MATERIAL FOR THIS EXERCISE -
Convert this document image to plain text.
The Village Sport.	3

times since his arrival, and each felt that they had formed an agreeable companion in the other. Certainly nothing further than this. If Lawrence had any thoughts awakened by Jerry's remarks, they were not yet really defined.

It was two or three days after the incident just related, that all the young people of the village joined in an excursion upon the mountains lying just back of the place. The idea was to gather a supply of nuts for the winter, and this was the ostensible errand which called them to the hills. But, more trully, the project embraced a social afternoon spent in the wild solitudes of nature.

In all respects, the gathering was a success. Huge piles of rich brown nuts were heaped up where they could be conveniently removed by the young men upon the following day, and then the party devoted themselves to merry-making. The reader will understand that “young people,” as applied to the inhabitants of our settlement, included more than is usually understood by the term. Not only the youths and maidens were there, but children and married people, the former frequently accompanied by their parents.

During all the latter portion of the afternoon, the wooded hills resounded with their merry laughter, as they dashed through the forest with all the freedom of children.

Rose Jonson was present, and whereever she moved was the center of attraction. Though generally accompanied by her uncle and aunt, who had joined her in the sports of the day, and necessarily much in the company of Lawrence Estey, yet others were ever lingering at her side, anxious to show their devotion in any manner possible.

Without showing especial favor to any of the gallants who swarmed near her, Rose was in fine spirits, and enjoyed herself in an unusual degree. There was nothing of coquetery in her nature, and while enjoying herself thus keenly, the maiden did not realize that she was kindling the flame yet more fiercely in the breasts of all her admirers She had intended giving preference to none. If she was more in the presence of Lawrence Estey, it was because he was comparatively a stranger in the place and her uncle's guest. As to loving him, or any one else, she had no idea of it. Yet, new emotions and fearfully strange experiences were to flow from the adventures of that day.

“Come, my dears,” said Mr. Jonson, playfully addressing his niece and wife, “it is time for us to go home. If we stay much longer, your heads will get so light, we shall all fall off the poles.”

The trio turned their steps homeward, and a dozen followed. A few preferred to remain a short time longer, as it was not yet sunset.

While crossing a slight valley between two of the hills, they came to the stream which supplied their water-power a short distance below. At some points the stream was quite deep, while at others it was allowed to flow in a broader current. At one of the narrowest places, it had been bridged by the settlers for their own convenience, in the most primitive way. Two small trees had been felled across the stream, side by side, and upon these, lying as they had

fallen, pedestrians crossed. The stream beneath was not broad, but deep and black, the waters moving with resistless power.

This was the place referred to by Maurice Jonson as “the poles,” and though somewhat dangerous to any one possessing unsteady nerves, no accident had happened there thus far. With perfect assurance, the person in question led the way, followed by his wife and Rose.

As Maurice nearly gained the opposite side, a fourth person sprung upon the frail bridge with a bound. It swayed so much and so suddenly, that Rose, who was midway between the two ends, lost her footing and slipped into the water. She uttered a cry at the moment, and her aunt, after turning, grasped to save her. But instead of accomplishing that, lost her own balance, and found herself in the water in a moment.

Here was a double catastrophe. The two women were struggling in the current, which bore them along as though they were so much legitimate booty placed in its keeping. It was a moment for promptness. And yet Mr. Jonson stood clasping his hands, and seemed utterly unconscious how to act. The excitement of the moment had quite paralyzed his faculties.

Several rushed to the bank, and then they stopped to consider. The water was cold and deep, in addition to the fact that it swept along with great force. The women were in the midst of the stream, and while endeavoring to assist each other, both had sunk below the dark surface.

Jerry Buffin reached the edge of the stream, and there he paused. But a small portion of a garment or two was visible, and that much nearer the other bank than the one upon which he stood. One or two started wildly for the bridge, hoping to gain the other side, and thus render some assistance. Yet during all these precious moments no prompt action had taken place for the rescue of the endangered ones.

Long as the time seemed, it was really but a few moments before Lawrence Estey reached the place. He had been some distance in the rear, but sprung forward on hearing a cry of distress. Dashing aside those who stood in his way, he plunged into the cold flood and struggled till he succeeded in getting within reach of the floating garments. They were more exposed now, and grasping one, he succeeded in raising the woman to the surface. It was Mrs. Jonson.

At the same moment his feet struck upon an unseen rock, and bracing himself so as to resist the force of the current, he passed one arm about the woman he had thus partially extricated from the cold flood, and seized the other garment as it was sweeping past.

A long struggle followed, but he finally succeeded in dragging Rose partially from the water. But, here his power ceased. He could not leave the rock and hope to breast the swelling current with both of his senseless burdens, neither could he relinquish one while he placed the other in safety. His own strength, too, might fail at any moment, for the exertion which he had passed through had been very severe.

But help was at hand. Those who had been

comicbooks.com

EXERCISE REQUIREMENTS - Copy all lines of the material above where the string "person" occurs.

SOLUTION TO THIS PROBLEM -
This was the place referred to by Maurice Jonson as “the poles,” and though somewhat dangerous to any one possessing unsteady nerves, no accident had happened there thus far. With perfect assurance, the person in question led the way, followed by his wife and Rose.
As Maurice nearly gained the opposite side, a fourth person sprung upon the frail bridge with a bound. It swayed so much and so suddenly, that Rose, who was midway between the two ends, lost her footing and slipped into the water. She uttered a cry at the moment, and her aunt, after turning, grasped to save her. But instead of accomplishing that, lost her own balance, and found herself in the water in a moment.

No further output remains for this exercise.